- [Aim] Identify each line containing the word "边上一点" and copy it.

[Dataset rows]
※ ※ ※

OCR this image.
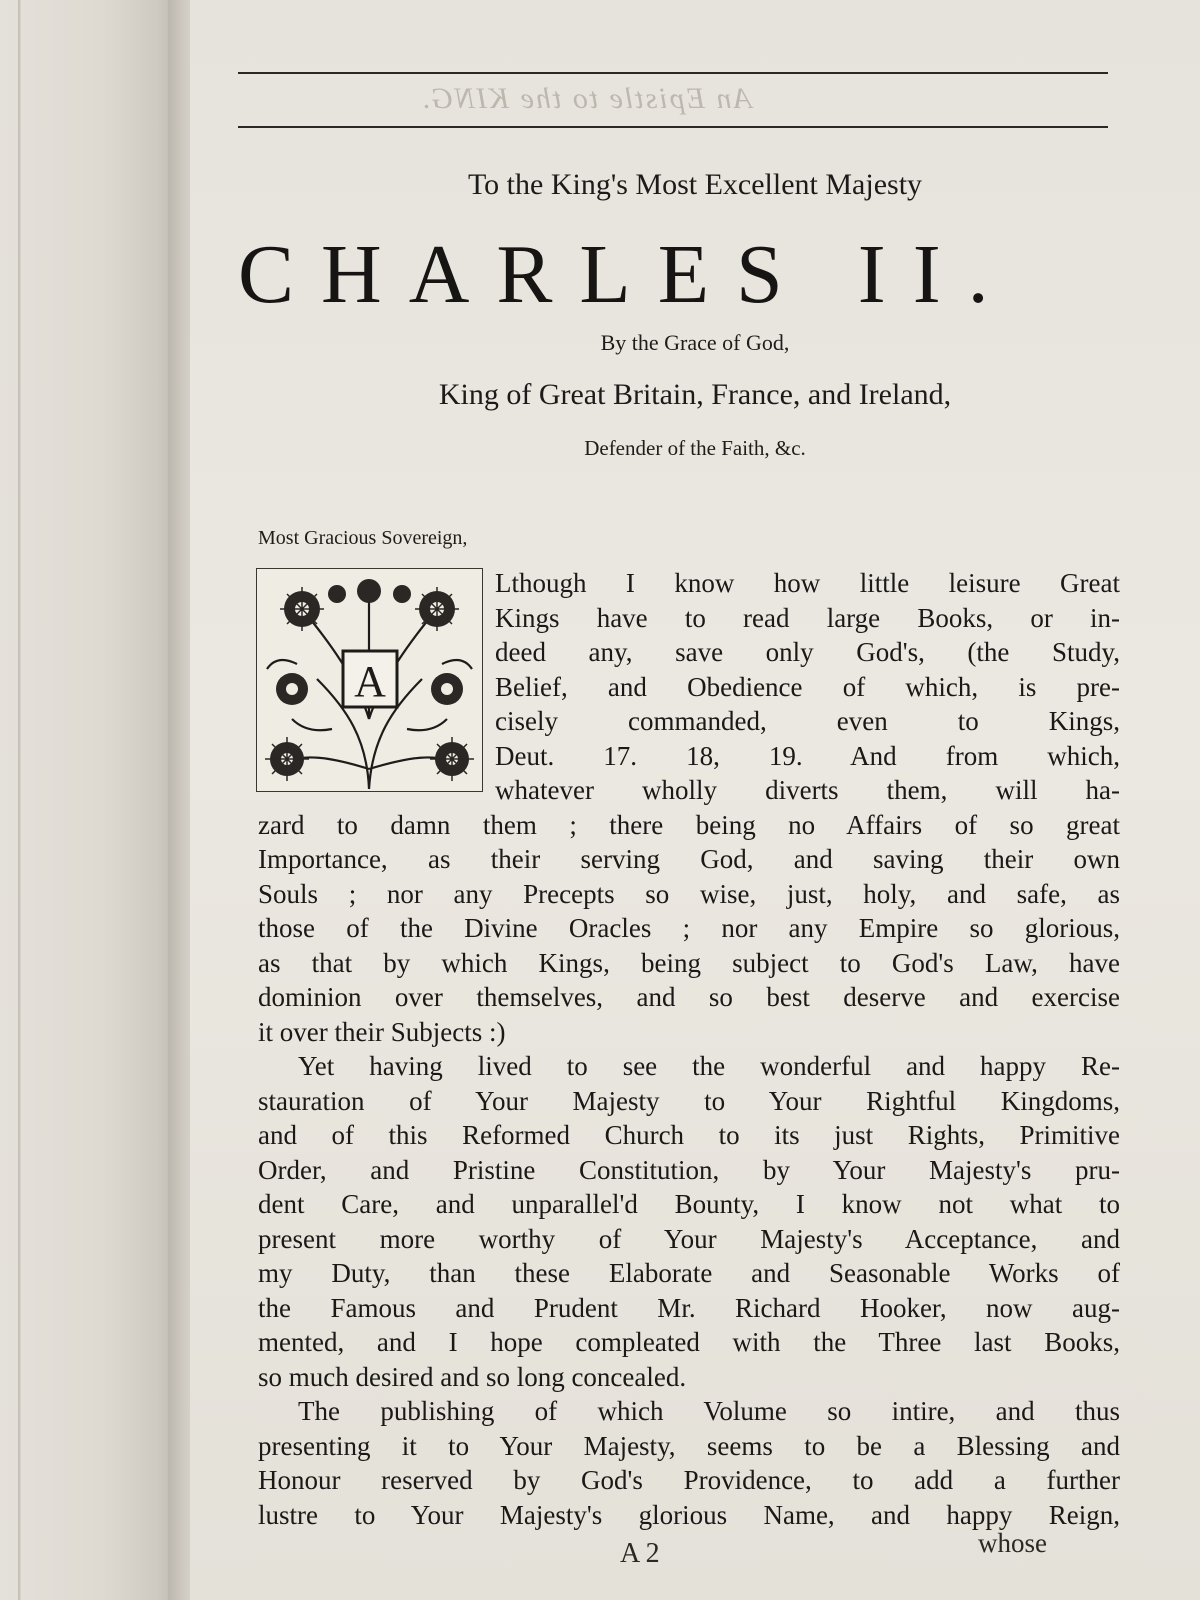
An Epistle to the KING.
To the King's Most Excellent Majesty
CHARLES II.
By the Grace of God,
King of Great Britain, France, and Ireland,
Defender of the Faith, &c.
Most Gracious Sovereign,
A
Lthough I know how little leisure Great
Kings have to read large Books, or in-
deed any, save only God's, (the Study,
Belief, and Obedience of which, is pre-
cisely commanded, even to Kings,
Deut. 17. 18, 19. And from which,
whatever wholly diverts them, will ha-
zard to damn them ; there being no Affairs of so great
Importance, as their serving God, and saving their own
Souls ; nor any Precepts so wise, just, holy, and safe, as
those of the Divine Oracles ; nor any Empire so glorious,
as that by which Kings, being subject to God's Law, have
dominion over themselves, and so best deserve and exercise
it over their Subjects :)
Yet having lived to see the wonderful and happy Re-
stauration of Your Majesty to Your Rightful Kingdoms,
and of this Reformed Church to its just Rights, Primitive
Order, and Pristine Constitution, by Your Majesty's pru-
dent Care, and unparallel'd Bounty, I know not what to
present more worthy of Your Majesty's Acceptance, and
my Duty, than these Elaborate and Seasonable Works of
the Famous and Prudent Mr. Richard Hooker, now aug-
mented, and I hope compleated with the Three last Books,
so much desired and so long concealed.
The publishing of which Volume so intire, and thus
presenting it to Your Majesty, seems to be a Blessing and
Honour reserved by God's Providence, to add a further
lustre to Your Majesty's glorious Name, and happy Reign,
A 2	whose
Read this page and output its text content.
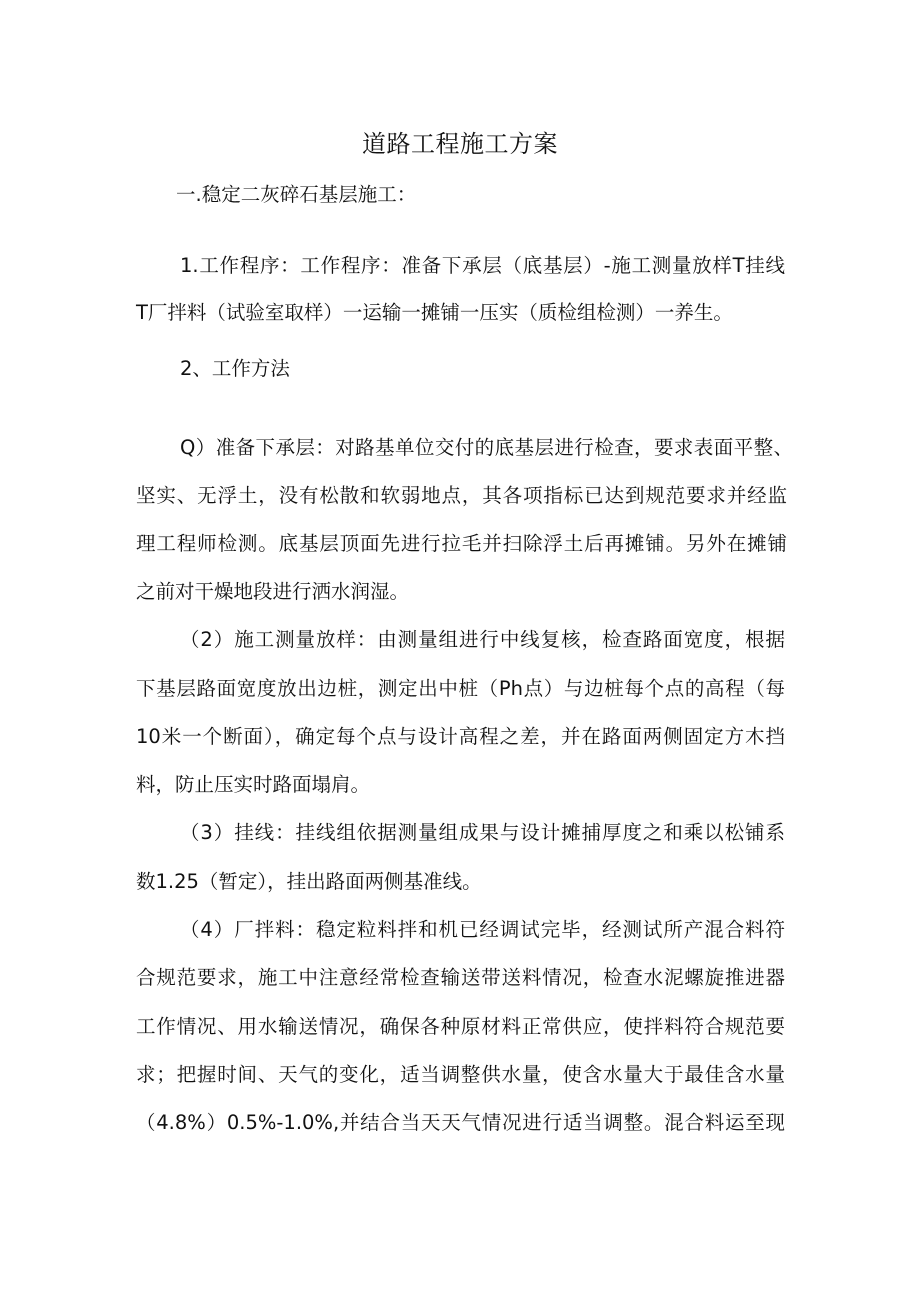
道路工程施工方案
一.稳定二灰碎石基层施工：
1.工作程序：工作程序：准备下承层（底基层）-施工测量放样T挂线
T厂拌料（试验室取样）一运输一摊铺一压实（质检组检测）一养生。
2、工作方法
Q）准备下承层：对路基单位交付的底基层进行检查，要求表面平整、
坚实、无浮土，没有松散和软弱地点，其各项指标已达到规范要求并经监
理工程师检测。底基层顶面先进行拉毛并扫除浮土后再摊铺。另外在摊铺
之前对干燥地段进行洒水润湿。
（2）施工测量放样：由测量组进行中线复核，检查路面宽度，根据
下基层路面宽度放出边桩，测定出中桩（Ph点）与边桩每个点的高程（每
10米一个断面），确定每个点与设计高程之差，并在路面两侧固定方木挡
料，防止压实时路面塌肩。
（3）挂线：挂线组依据测量组成果与设计摊捕厚度之和乘以松铺系
数1.25（暂定），挂出路面两侧基准线。
（4）厂拌料：稳定粒料拌和机已经调试完毕，经测试所产混合料符
合规范要求，施工中注意经常检查输送带送料情况，检查水泥螺旋推进器
工作情况、用水输送情况，确保各种原材料正常供应，使拌料符合规范要
求；把握时间、天气的变化，适当调整供水量，使含水量大于最佳含水量
（4.8%）0.5%-1.0%,并结合当天天气情况进行适当调整。混合料运至现
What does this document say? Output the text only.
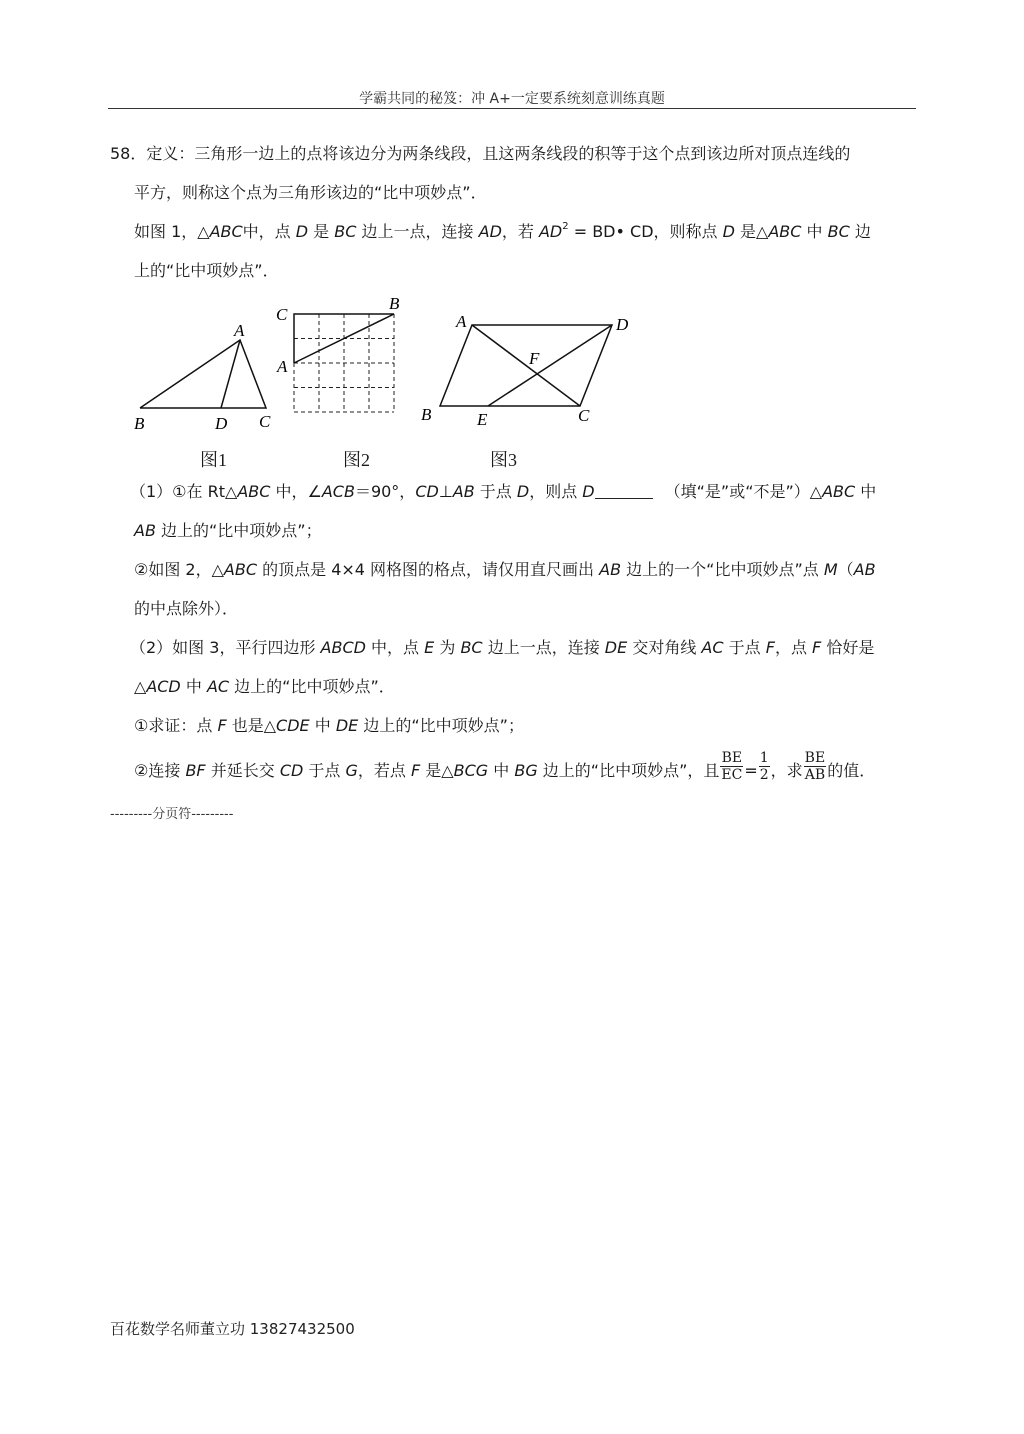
学霸共同的秘笈：冲 A+一定要系统刻意训练真题
58．定义：三角形一边上的点将该边分为两条线段，且这两条线段的积等于这个点到该边所对顶点连线的
平方，则称这个点为三角形该边的“比中项妙点”．
如图 1，△ABC中，点 D 是 BC 边上一点，连接 AD，若 $AD^2$ = BD• CD，则称点 D 是△ABC 中 BC 边
上的“比中项妙点”．
A
B	D C
C
B
A
A	D
F
B	E	C
图1	图2	图3
（1）①在 Rt△ABC 中，∠ACB＝90°，CD⊥AB 于点 D，则点 D	（填“是”或“不是”）△ABC 中
AB 边上的“比中项妙点”；
②如图 2，△ABC 的顶点是 4×4 网格图的格点，请仅用直尺画出 AB 边上的一个“比中项妙点”点 M（AB
的中点除外）．
（2）如图 3，平行四边形 ABCD 中，点 E 为 BC 边上一点，连接 DE 交对角线 AC 于点 F，点 F 恰好是
△ACD 中 AC 边上的“比中项妙点”．
①求证：点 F 也是△CDE 中 DE 边上的“比中项妙点”；
②连接 BF 并延长交 CD 于点 G，若点 F 是△BCG 中 BG 边上的“比中项妙点”，且 $\frac{BE}{EC} = \frac{1}{2}$ ，求 $\frac{BE}{AB}$ 的值．
---------分页符---------
百花数学名师董立功 13827432500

※ ※ ※

- [Reply to the task]
如图 1，△ABC中，点 D 是 BC 边上一点，连接 AD，若 $AD^2$ = BD• CD，则称点 D 是△ABC 中 BC 边
（2）如图 3，平行四边形 ABCD 中，点 E 为 BC 边上一点，连接 DE 交对角线 AC 于点 F，点 F 恰好是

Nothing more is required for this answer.